** GIVEN TASK **
Reproduce the records below in full and without edits, omitting images.

** RECORD EXCERPTS **
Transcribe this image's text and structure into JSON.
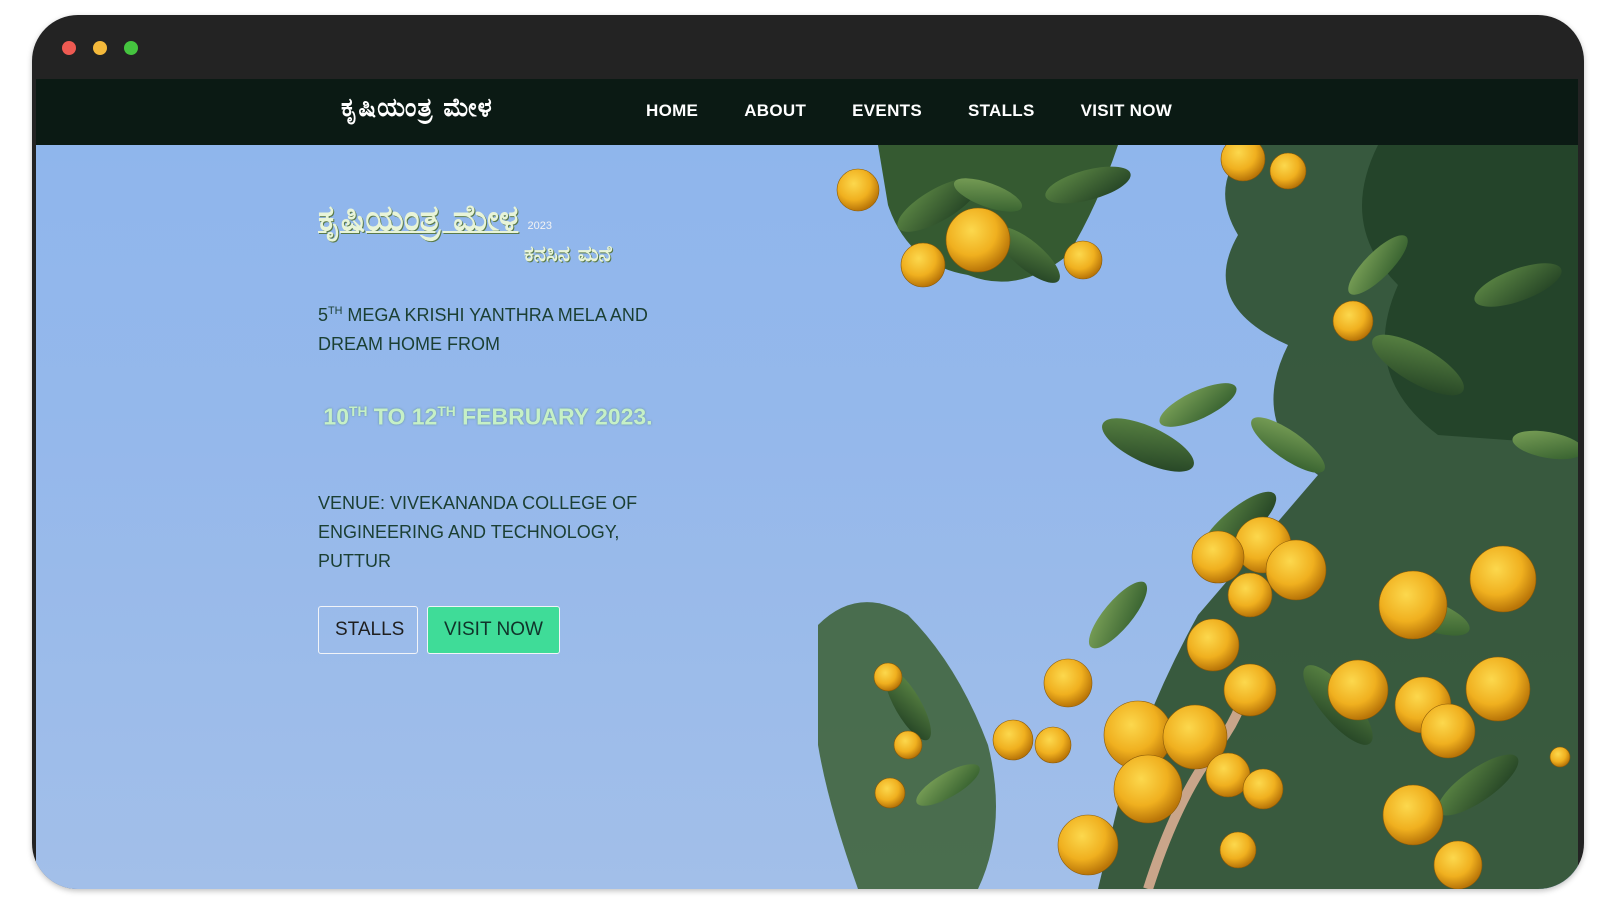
{
  "window": {
    "controls": [
      "close",
      "minimize",
      "maximize"
    ]
  },
  "nav": {
    "logo": "ಕೃಷಿಯಂತ್ರ ಮೇಳ",
    "items": [
      {
        "label": "HOME"
      },
      {
        "label": "ABOUT"
      },
      {
        "label": "EVENTS"
      },
      {
        "label": "STALLS"
      },
      {
        "label": "VISIT NOW"
      }
    ]
  },
  "hero": {
    "logo_main": "ಕೃಷಿಯಂತ್ರ ಮೇಳ",
    "logo_year": "2023",
    "logo_sub": "ಕನಸಿನ ಮನೆ",
    "tagline_num": "5",
    "tagline_sup": "TH",
    "tagline_rest": " MEGA KRISHI YANTHRA MELA AND DREAM HOME FROM",
    "date_start": "10",
    "date_start_sup": "TH",
    "date_mid": " TO 12",
    "date_end_sup": "TH",
    "date_rest": " FEBRUARY 2023.",
    "venue": "VENUE: VIVEKANANDA COLLEGE OF ENGINEERING AND TECHNOLOGY, PUTTUR",
    "buttons": {
      "stalls": "STALLS",
      "visit": "VISIT NOW"
    }
  },
  "colors": {
    "navbar_bg": "#0b1a14",
    "sky": "#8db4ea",
    "accent_button": "#3fdc98",
    "dates_text": "#c6f0c6"
  }
}
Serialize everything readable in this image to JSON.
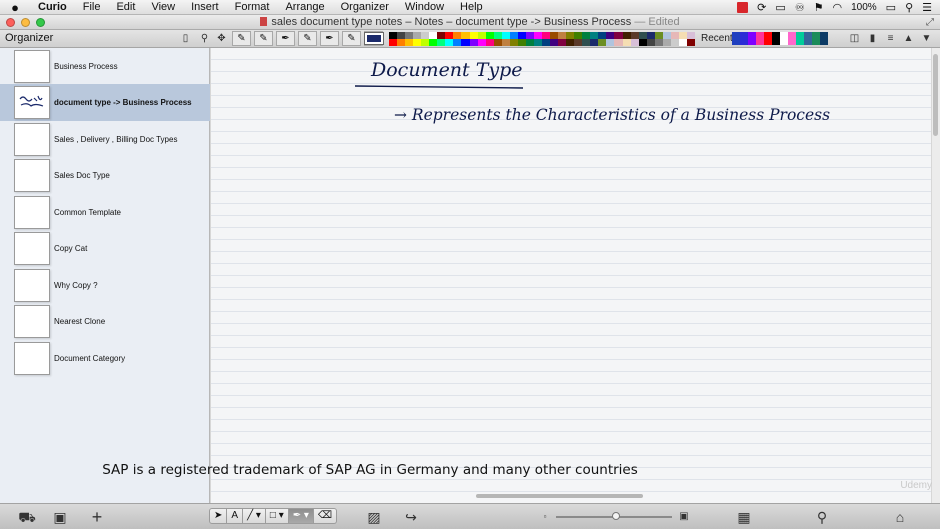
{
  "menubar": {
    "app_name": "Curio",
    "items": [
      "File",
      "Edit",
      "View",
      "Insert",
      "Format",
      "Arrange",
      "Organizer",
      "Window",
      "Help"
    ],
    "battery": "100%"
  },
  "window": {
    "title": "sales document type notes – Notes – document type -> Business Process",
    "status": "— Edited"
  },
  "toolbar": {
    "organizer_label": "Organizer",
    "recent_label": "Recent",
    "current_color": "#1b2a6b",
    "palette": [
      "#000000",
      "#444444",
      "#777777",
      "#aaaaaa",
      "#cccccc",
      "#ffffff",
      "#7f0000",
      "#ff0000",
      "#ff7f00",
      "#ffbf00",
      "#ffff00",
      "#bfff00",
      "#00ff00",
      "#00ff7f",
      "#00ffff",
      "#007fff",
      "#0000ff",
      "#7f00ff",
      "#ff00ff",
      "#ff007f",
      "#994c00",
      "#c08040",
      "#808000",
      "#408000",
      "#008040",
      "#008080",
      "#004080",
      "#400080",
      "#800040",
      "#402000",
      "#5b3a29",
      "#2f4f4f",
      "#1b2a6b",
      "#6b8e23",
      "#b0c4de",
      "#e6b8b7",
      "#f5deb3",
      "#d8bfd8"
    ],
    "recent_colors": [
      "#1f3fbf",
      "#2b2bd6",
      "#7f00ff",
      "#ff3399",
      "#ff0000",
      "#000000",
      "#ffffff",
      "#ff66cc",
      "#00cc99",
      "#336699",
      "#1b8c5a",
      "#0d3b66"
    ]
  },
  "sidebar": {
    "items": [
      {
        "label": "Business Process"
      },
      {
        "label": "document type -> Business Process",
        "selected": true
      },
      {
        "label": "Sales , Delivery , Billing Doc Types"
      },
      {
        "label": "Sales Doc Type"
      },
      {
        "label": "Common Template"
      },
      {
        "label": "Copy Cat"
      },
      {
        "label": "Why Copy ?"
      },
      {
        "label": "Nearest Clone"
      },
      {
        "label": "Document Category"
      }
    ]
  },
  "canvas": {
    "heading": "Document Type",
    "note_line": "→ Represents the Characteristics of a Business Process",
    "ink_color": "#0e1a4a"
  },
  "caption": "SAP is a registered trademark of SAP AG in Germany and many other countries",
  "watermark": "Udemy",
  "zoom_level": 0.52
}
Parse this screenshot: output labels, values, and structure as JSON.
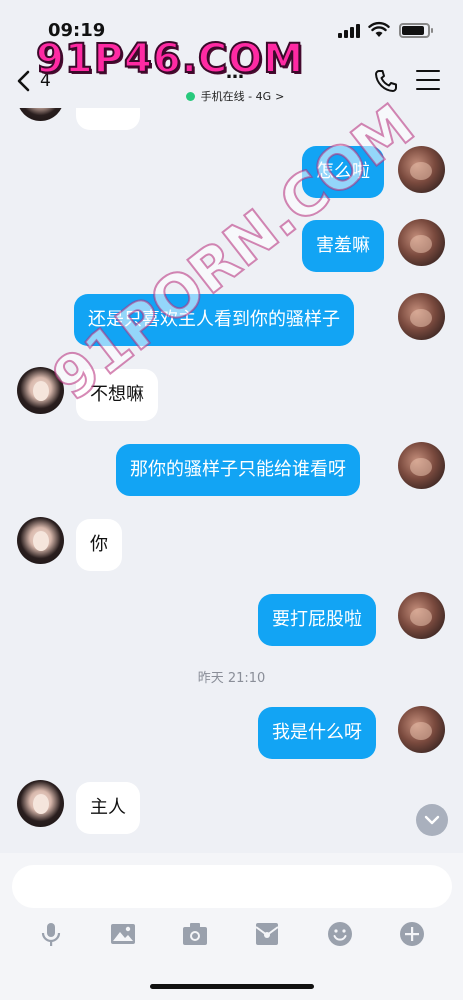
{
  "status_bar": {
    "time": "09:19"
  },
  "nav": {
    "back_count": "4",
    "title": "…",
    "status": "手机在线 - 4G",
    "status_chevron": ">"
  },
  "messages": [
    {
      "side": "out",
      "text": "怎么啦"
    },
    {
      "side": "out",
      "text": "害羞嘛"
    },
    {
      "side": "out",
      "text": "还是只喜欢主人看到你的骚样子"
    },
    {
      "side": "in",
      "text": "不想嘛"
    },
    {
      "side": "out",
      "text": "那你的骚样子只能给谁看呀"
    },
    {
      "side": "in",
      "text": "你"
    },
    {
      "side": "out",
      "text": "要打屁股啦"
    },
    {
      "side": "out",
      "text": "我是什么呀"
    },
    {
      "side": "in",
      "text": "主人"
    }
  ],
  "timestamp": "昨天 21:10",
  "input": {
    "placeholder": ""
  },
  "toolbar": [
    "mic-icon",
    "image-icon",
    "camera-icon",
    "red-packet-icon",
    "emoji-icon",
    "plus-icon"
  ],
  "watermark": {
    "top": "91P46.COM",
    "diagonal": "91PORN.COM"
  },
  "colors": {
    "outgoing_bubble": "#12a4f4",
    "incoming_bubble": "#ffffff",
    "background": "#eef0f5",
    "online": "#27c97c"
  }
}
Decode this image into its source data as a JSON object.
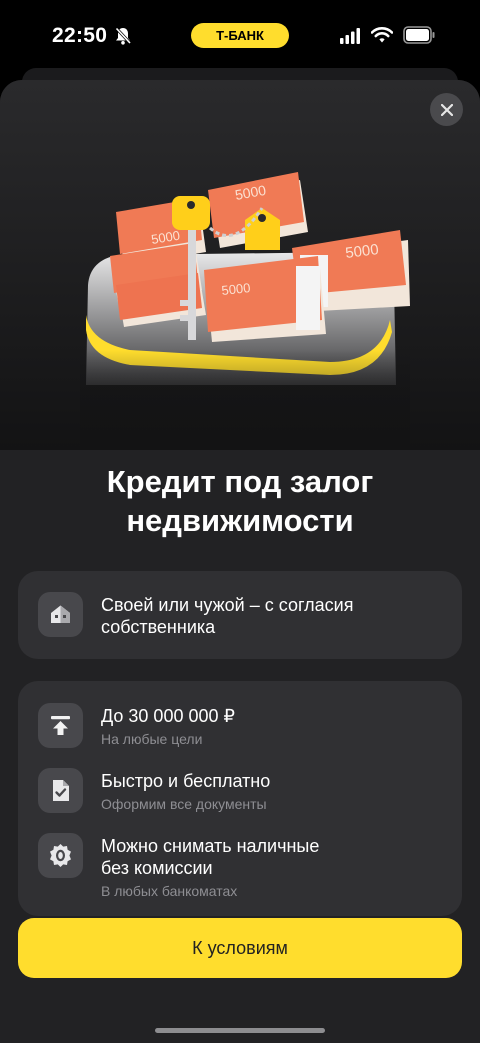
{
  "status_bar": {
    "time": "22:50",
    "bank_pill": "Т-БАНК",
    "icons": [
      "bell-off-icon",
      "cellular-signal-icon",
      "wifi-icon",
      "battery-icon"
    ]
  },
  "hero": {
    "banknote_denomination": "5000",
    "close_icon": "close-icon"
  },
  "title_line1": "Кредит под залог",
  "title_line2": "недвижимости",
  "card1": {
    "icon": "house-icon",
    "title_line1": "Своей или чужой – с согласия",
    "title_line2": "собственника"
  },
  "card2": {
    "items": [
      {
        "icon": "upload-limit-icon",
        "title_line1": "До 30 000 000 ₽",
        "subtitle": "На любые цели"
      },
      {
        "icon": "document-check-icon",
        "title_line1": "Быстро и бесплатно",
        "subtitle": "Оформим все документы"
      },
      {
        "icon": "zero-commission-icon",
        "title_line1": "Можно снимать наличные",
        "title_line2": "без комиссии",
        "subtitle": "В любых банкоматах"
      }
    ]
  },
  "cta_label": "К условиям",
  "colors": {
    "accent": "#ffdd2d",
    "background": "#222224",
    "card": "#303033",
    "muted_text": "#8e8e93"
  }
}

** FINAL RESULT **
Transcribe this image's text and structure into JSON.
{
  "window": {
    "controls": [
      "close",
      "minimize",
      "maximize"
    ]
  },
  "nav": {
    "logo": "ಕೃಷಿಯಂತ್ರ ಮೇಳ",
    "items": [
      {
        "label": "HOME"
      },
      {
        "label": "ABOUT"
      },
      {
        "label": "EVENTS"
      },
      {
        "label": "STALLS"
      },
      {
        "label": "VISIT NOW"
      }
    ]
  },
  "hero": {
    "logo_main": "ಕೃಷಿಯಂತ್ರ ಮೇಳ",
    "logo_year": "2023",
    "logo_sub": "ಕನಸಿನ ಮನೆ",
    "tagline_num": "5",
    "tagline_sup": "TH",
    "tagline_rest": " MEGA KRISHI YANTHRA MELA AND DREAM HOME FROM",
    "date_start": "10",
    "date_start_sup": "TH",
    "date_mid": " TO 12",
    "date_end_sup": "TH",
    "date_rest": " FEBRUARY 2023.",
    "venue": "VENUE: VIVEKANANDA COLLEGE OF ENGINEERING AND TECHNOLOGY, PUTTUR",
    "buttons": {
      "stalls": "STALLS",
      "visit": "VISIT NOW"
    }
  },
  "colors": {
    "navbar_bg": "#0b1a14",
    "sky": "#8db4ea",
    "accent_button": "#3fdc98",
    "dates_text": "#c6f0c6"
  }
}
Serialize everything readable in this image to JSON.
{
  "menubar": {
    "app_name": "Curio",
    "items": [
      "File",
      "Edit",
      "View",
      "Insert",
      "Format",
      "Arrange",
      "Organizer",
      "Window",
      "Help"
    ],
    "battery": "100%"
  },
  "window": {
    "title": "sales document type notes – Notes – document type -> Business Process",
    "status": "— Edited"
  },
  "toolbar": {
    "organizer_label": "Organizer",
    "recent_label": "Recent",
    "current_color": "#1b2a6b",
    "palette": [
      "#000000",
      "#444444",
      "#777777",
      "#aaaaaa",
      "#cccccc",
      "#ffffff",
      "#7f0000",
      "#ff0000",
      "#ff7f00",
      "#ffbf00",
      "#ffff00",
      "#bfff00",
      "#00ff00",
      "#00ff7f",
      "#00ffff",
      "#007fff",
      "#0000ff",
      "#7f00ff",
      "#ff00ff",
      "#ff007f",
      "#994c00",
      "#c08040",
      "#808000",
      "#408000",
      "#008040",
      "#008080",
      "#004080",
      "#400080",
      "#800040",
      "#402000",
      "#5b3a29",
      "#2f4f4f",
      "#1b2a6b",
      "#6b8e23",
      "#b0c4de",
      "#e6b8b7",
      "#f5deb3",
      "#d8bfd8"
    ],
    "recent_colors": [
      "#1f3fbf",
      "#2b2bd6",
      "#7f00ff",
      "#ff3399",
      "#ff0000",
      "#000000",
      "#ffffff",
      "#ff66cc",
      "#00cc99",
      "#336699",
      "#1b8c5a",
      "#0d3b66"
    ]
  },
  "sidebar": {
    "items": [
      {
        "label": "Business Process"
      },
      {
        "label": "document type -> Business Process",
        "selected": true
      },
      {
        "label": "Sales , Delivery , Billing Doc Types"
      },
      {
        "label": "Sales Doc Type"
      },
      {
        "label": "Common Template"
      },
      {
        "label": "Copy Cat"
      },
      {
        "label": "Why Copy ?"
      },
      {
        "label": "Nearest Clone"
      },
      {
        "label": "Document Category"
      }
    ]
  },
  "canvas": {
    "heading": "Document Type",
    "note_line": "→ Represents the Characteristics of a Business Process",
    "ink_color": "#0e1a4a"
  },
  "caption": "SAP is a registered trademark of SAP AG in Germany and many other countries",
  "watermark": "Udemy",
  "zoom_level": 0.52
}
Parse this screenshot: output labels, values, and structure as JSON.
{
  "status_bar": {
    "time": "09:19"
  },
  "nav": {
    "back_count": "4",
    "title": "…",
    "status": "手机在线 - 4G",
    "status_chevron": ">"
  },
  "messages": [
    {
      "side": "out",
      "text": "怎么啦"
    },
    {
      "side": "out",
      "text": "害羞嘛"
    },
    {
      "side": "out",
      "text": "还是只喜欢主人看到你的骚样子"
    },
    {
      "side": "in",
      "text": "不想嘛"
    },
    {
      "side": "out",
      "text": "那你的骚样子只能给谁看呀"
    },
    {
      "side": "in",
      "text": "你"
    },
    {
      "side": "out",
      "text": "要打屁股啦"
    },
    {
      "side": "out",
      "text": "我是什么呀"
    },
    {
      "side": "in",
      "text": "主人"
    }
  ],
  "timestamp": "昨天 21:10",
  "input": {
    "placeholder": ""
  },
  "toolbar": [
    "mic-icon",
    "image-icon",
    "camera-icon",
    "red-packet-icon",
    "emoji-icon",
    "plus-icon"
  ],
  "watermark": {
    "top": "91P46.COM",
    "diagonal": "91PORN.COM"
  },
  "colors": {
    "outgoing_bubble": "#12a4f4",
    "incoming_bubble": "#ffffff",
    "background": "#eef0f5",
    "online": "#27c97c"
  }
}
Decode this image into its source data as a JSON object.
{
  "status_bar": {
    "time": "22:50",
    "bank_pill": "Т-БАНК",
    "icons": [
      "bell-off-icon",
      "cellular-signal-icon",
      "wifi-icon",
      "battery-icon"
    ]
  },
  "hero": {
    "banknote_denomination": "5000",
    "close_icon": "close-icon"
  },
  "title_line1": "Кредит под залог",
  "title_line2": "недвижимости",
  "card1": {
    "icon": "house-icon",
    "title_line1": "Своей или чужой – с согласия",
    "title_line2": "собственника"
  },
  "card2": {
    "items": [
      {
        "icon": "upload-limit-icon",
        "title_line1": "До 30 000 000 ₽",
        "subtitle": "На любые цели"
      },
      {
        "icon": "document-check-icon",
        "title_line1": "Быстро и бесплатно",
        "subtitle": "Оформим все документы"
      },
      {
        "icon": "zero-commission-icon",
        "title_line1": "Можно снимать наличные",
        "title_line2": "без комиссии",
        "subtitle": "В любых банкоматах"
      }
    ]
  },
  "cta_label": "К условиям",
  "colors": {
    "accent": "#ffdd2d",
    "background": "#222224",
    "card": "#303033",
    "muted_text": "#8e8e93"
  }
}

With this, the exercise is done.